Exercise task:
Determine how many lines hold "Heliocentric" and give only that number.

(Rows from a figure dataset)
● ● ● ●
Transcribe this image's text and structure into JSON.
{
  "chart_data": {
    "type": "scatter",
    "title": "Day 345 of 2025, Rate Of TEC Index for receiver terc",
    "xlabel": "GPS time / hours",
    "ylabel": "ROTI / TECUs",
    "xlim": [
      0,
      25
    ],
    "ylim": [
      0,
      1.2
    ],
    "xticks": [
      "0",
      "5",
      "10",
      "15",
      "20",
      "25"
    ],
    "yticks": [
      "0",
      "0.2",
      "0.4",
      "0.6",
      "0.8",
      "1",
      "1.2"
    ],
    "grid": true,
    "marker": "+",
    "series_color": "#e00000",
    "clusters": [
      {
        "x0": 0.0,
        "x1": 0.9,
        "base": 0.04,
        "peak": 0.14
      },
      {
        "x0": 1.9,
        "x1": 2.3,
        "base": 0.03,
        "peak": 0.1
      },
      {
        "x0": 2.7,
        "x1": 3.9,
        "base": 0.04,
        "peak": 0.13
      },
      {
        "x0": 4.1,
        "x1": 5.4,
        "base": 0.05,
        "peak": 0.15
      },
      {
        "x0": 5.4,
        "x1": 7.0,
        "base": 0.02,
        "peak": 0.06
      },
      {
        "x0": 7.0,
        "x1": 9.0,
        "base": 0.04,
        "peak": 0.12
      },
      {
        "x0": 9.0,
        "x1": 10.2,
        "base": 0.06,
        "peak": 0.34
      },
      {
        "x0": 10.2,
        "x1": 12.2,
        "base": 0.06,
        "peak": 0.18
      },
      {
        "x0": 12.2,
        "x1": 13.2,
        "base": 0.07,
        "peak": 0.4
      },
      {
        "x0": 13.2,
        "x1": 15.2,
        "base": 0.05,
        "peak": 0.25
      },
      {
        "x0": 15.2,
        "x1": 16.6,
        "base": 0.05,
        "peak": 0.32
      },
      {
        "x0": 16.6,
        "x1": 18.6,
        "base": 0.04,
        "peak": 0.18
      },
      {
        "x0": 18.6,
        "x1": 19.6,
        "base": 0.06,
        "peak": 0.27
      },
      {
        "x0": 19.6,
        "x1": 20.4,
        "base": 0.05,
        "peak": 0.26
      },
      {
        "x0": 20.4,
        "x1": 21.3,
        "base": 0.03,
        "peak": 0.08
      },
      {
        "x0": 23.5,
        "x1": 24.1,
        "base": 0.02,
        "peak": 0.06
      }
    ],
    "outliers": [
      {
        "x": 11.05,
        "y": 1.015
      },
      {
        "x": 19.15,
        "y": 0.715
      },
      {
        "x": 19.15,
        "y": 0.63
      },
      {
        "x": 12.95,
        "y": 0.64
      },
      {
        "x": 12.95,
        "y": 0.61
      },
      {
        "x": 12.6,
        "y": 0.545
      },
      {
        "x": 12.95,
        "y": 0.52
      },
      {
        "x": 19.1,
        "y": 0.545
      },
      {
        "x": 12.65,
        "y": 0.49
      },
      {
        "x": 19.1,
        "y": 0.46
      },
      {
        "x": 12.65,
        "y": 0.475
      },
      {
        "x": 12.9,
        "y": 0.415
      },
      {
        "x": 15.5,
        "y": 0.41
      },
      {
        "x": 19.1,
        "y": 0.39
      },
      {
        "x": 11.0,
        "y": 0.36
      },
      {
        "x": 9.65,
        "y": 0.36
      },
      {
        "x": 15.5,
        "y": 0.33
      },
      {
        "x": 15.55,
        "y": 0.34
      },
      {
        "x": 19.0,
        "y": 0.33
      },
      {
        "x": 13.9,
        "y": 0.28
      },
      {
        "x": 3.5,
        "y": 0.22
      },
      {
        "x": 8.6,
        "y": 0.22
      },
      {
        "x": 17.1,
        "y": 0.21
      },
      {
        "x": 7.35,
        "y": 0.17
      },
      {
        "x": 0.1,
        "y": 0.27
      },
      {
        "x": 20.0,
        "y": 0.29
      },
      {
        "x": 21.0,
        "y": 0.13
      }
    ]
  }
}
● ● ● ●
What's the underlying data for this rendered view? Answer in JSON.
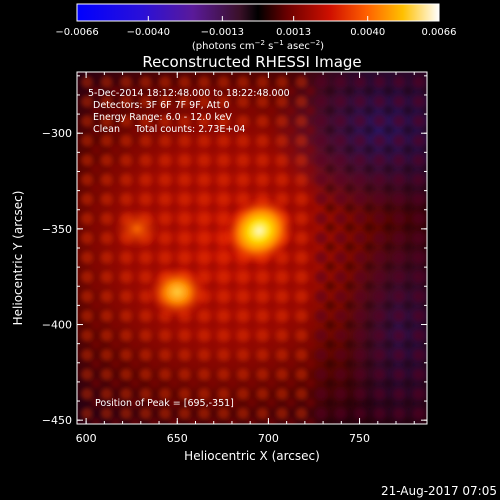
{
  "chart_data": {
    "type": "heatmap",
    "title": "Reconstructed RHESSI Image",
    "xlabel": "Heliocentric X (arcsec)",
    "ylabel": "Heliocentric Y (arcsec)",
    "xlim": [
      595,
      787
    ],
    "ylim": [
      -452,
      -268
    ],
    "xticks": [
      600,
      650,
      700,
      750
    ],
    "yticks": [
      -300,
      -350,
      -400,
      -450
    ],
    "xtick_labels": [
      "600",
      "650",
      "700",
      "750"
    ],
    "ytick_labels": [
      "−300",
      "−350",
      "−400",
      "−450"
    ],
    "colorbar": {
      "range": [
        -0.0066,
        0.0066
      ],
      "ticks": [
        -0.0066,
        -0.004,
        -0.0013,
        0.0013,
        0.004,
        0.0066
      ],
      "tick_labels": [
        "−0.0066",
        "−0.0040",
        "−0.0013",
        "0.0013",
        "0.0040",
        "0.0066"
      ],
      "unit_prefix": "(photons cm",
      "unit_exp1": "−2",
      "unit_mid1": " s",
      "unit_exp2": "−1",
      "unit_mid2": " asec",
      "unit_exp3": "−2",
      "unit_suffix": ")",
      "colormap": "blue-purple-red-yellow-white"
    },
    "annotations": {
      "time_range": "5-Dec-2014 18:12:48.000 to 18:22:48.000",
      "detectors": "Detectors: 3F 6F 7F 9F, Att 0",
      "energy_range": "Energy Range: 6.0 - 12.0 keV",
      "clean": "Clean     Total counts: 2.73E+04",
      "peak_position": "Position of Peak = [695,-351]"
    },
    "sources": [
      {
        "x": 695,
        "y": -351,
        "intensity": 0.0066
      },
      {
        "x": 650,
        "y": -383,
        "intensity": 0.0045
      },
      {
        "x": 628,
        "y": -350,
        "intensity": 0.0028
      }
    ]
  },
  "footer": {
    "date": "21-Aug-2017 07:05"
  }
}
● ● ● ●
Output of the task:
2